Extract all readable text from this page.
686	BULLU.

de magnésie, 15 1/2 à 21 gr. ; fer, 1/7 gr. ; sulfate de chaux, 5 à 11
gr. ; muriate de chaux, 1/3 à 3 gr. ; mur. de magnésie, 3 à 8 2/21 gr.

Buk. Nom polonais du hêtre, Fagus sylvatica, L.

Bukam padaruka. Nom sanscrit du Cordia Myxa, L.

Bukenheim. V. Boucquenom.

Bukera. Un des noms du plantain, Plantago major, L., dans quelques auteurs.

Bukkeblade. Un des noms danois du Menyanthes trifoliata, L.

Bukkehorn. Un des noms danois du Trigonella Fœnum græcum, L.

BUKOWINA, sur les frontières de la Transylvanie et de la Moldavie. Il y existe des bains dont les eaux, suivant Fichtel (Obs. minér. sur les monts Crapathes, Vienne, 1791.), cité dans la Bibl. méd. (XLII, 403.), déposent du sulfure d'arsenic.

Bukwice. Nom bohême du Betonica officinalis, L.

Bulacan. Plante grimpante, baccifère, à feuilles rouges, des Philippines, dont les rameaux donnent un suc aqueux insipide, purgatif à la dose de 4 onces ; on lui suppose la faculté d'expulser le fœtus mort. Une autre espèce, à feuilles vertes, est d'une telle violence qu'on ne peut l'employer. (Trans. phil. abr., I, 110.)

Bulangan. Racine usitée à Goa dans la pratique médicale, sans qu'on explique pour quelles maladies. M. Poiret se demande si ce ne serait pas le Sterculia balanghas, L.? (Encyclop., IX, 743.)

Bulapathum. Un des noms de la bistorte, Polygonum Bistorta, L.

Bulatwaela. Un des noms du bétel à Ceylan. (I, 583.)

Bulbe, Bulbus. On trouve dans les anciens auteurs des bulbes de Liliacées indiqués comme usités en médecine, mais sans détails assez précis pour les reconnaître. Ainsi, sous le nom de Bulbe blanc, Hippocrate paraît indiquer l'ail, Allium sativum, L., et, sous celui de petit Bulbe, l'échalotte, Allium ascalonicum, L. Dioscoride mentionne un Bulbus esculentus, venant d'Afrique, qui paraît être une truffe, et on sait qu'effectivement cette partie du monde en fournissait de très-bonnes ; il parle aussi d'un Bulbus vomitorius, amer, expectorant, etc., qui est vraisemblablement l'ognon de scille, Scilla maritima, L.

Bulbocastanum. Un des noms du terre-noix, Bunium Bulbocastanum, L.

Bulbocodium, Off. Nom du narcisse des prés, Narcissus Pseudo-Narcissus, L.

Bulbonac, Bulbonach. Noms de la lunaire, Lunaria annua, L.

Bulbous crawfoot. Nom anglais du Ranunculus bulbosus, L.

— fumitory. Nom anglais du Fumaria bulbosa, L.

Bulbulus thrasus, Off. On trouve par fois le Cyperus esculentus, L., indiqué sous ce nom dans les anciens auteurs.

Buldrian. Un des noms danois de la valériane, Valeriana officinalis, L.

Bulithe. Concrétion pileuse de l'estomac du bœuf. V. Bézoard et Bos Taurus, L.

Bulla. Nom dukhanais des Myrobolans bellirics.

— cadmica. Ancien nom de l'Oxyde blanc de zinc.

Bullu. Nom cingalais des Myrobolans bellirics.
______________________________
### Problem details
Filter the records above for lines containing the word "sous", and copy those lines.

### Exercise answer
Bulbe, Bulbus. On trouve dans les anciens auteurs des bulbes de Liliacées indiqués comme usités en médecine, mais sans détails assez précis pour les reconnaître. Ainsi, sous le nom de Bulbe blanc, Hippocrate paraît indiquer l'ail, Allium sativum, L., et, sous celui de petit Bulbe, l'échalotte, Allium ascalonicum, L. Dioscoride mentionne un Bulbus esculentus, venant d'Afrique, qui paraît être une truffe, et on sait qu'effectivement cette partie du monde en fournissait de très-bonnes ; il parle aussi d'un Bulbus vomitorius, amer, expectorant, etc., qui est vraisemblablement l'ognon de scille, Scilla maritima, L.
Bulbulus thrasus, Off. On trouve par fois le Cyperus esculentus, L., indiqué sous ce nom dans les anciens auteurs.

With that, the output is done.